> **EXCERPT TO READ**:
┄┄┄┄┄┄┄┄┄┄┄┄┄┄┄┄┄┄┄┄

The devs can't change there own theme that they have to be locked in to one that is non-functional!??  I was trying to figure out why I could get an X connection over tcp the other day, in-spite of the fact that I changed my /etc/X11/xinit/xserverrc.  I did some research and lightdm intentionally has it hard-coded to ignore xserverrc (which worked fine) and refuse tcp connections for security purposes.  My house is behind a double-nat (no incoming connections possible) AND I have a Cisco ASA - I don't care about security.  There was a patch made so that you could turn on listening over TCP with a cryptic configuration parameter (what happened to my shell scripts?), but this feature seems to be broken - it doesn't work.  Why are they removing functionality from my apps?  There are so many cool things you can do with X, but I suppose they'll all be gone once we're forced into Wayland.

 

And in the old days, the developers were fewer, but they were rock-solid.  Now its a huge ecosystem - too many cooks spoil the soup.  Its like Gentoo vs Funtoo - a single BDFL keeps the direction focused.

┄┄┄┄┄┄┄┄┄┄┄┄┄┄┄┄┄┄┄┄

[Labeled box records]
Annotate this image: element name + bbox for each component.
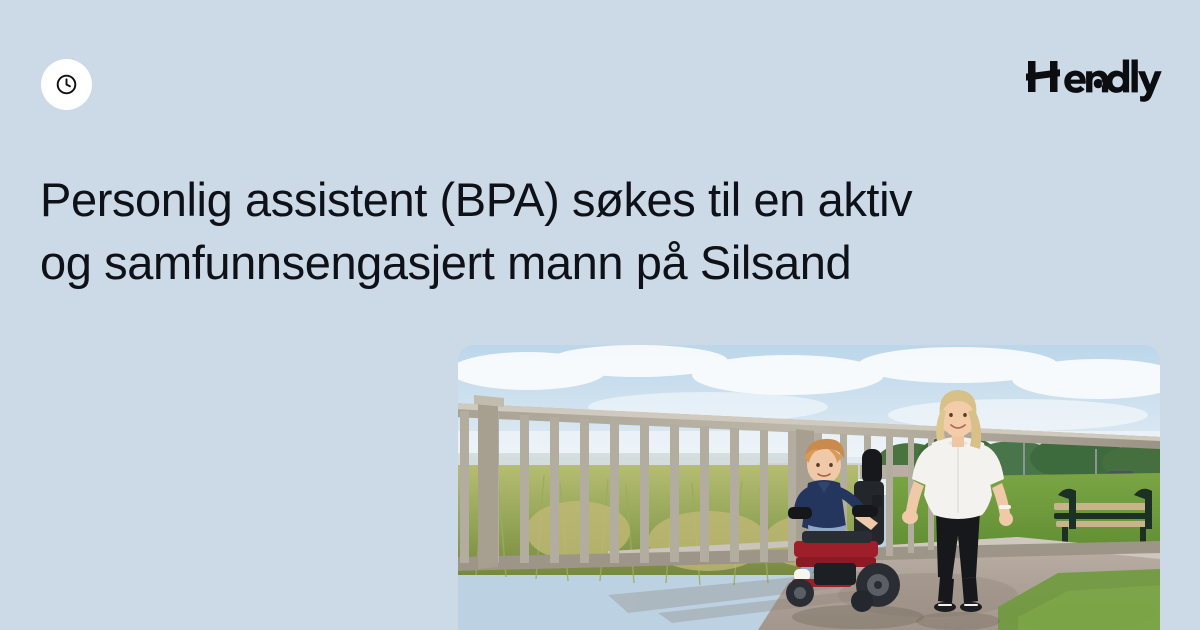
clock-icon	[55, 73, 78, 96]
brand-logo	[1026, 52, 1162, 108]
article-hero-image	[458, 345, 1160, 630]
clock-badge	[41, 59, 92, 110]
page-title: Personlig assistent (BPA) søkes til en a…	[40, 168, 1070, 294]
open-graph-card: Personlig assistent (BPA) søkes til en a…	[0, 0, 1200, 630]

┄┄┄┄┄┄┄┄┄┄┄┄┄┄┄┄┄┄┄┄

> **WORK INSTRUCTIONS**:
1) Quote every question the writer asks in the post about lightdm and X.
2) Answer these questions from the post about lightdm and X:
(a) Which file did the writer change?
(b) What two things does the writer's house sit behind?
(c) According to the writer, what keeps the direction focused?
3) Proceed with the post about lightdm and X from the point where it stops.
The listing has nothing to do with the post about lightdm and X.

> **ANSWERS**:
1)
- "The devs can't change there own theme that they have to be locked in to one that is non-functional!??"
- "what happened to my shell scripts?"
- "Why are they removing functionality from my apps?"

2)
(a) /etc/X11/xinit/xserverrc
(b) A double-nat and a Cisco ASA
(c) A single BDFL

3)
Pulseaudio is okay, but it seems to be kinda resource heavy.  I like being able to reroute audio at will, have different apps default to different audio devices (I have many), or broadcast to multiple devices ... and while it works with jack with just an extra click, they should be integrated.   Consolekit I kinda understand.  Its a really ancient security problem that was never addressed really well and every distro did things differently and it made using pluggable devices problematic sometimes.  I don't like emacs, but I hear you on latex!  I cheat and use LyX.  Awesome program, but I tend to have slow display issues - thats the reason I use the ati binary drivers - they make my LyX performance problems go away.  I don't care about games.

 

Gstreamer makes a lot of sense.  Its better to consolidate the APIs so that each program doesn't have a mess of libraries bloating the system.  Then you can work on optimization instead of each program trying to deal with compatibility and optimization on its own.    The new Gnome is a bit resource heavy, but I after using it, I kinda like it.  I hear the old ones weren't as good.  And I don't like KDE at all, but at least we get a choice.   Elementary OS won't let me install Gnome :/  Thats why I'm moving over to Funtoo (that and I hate systemd and like the direction Funtoo is going).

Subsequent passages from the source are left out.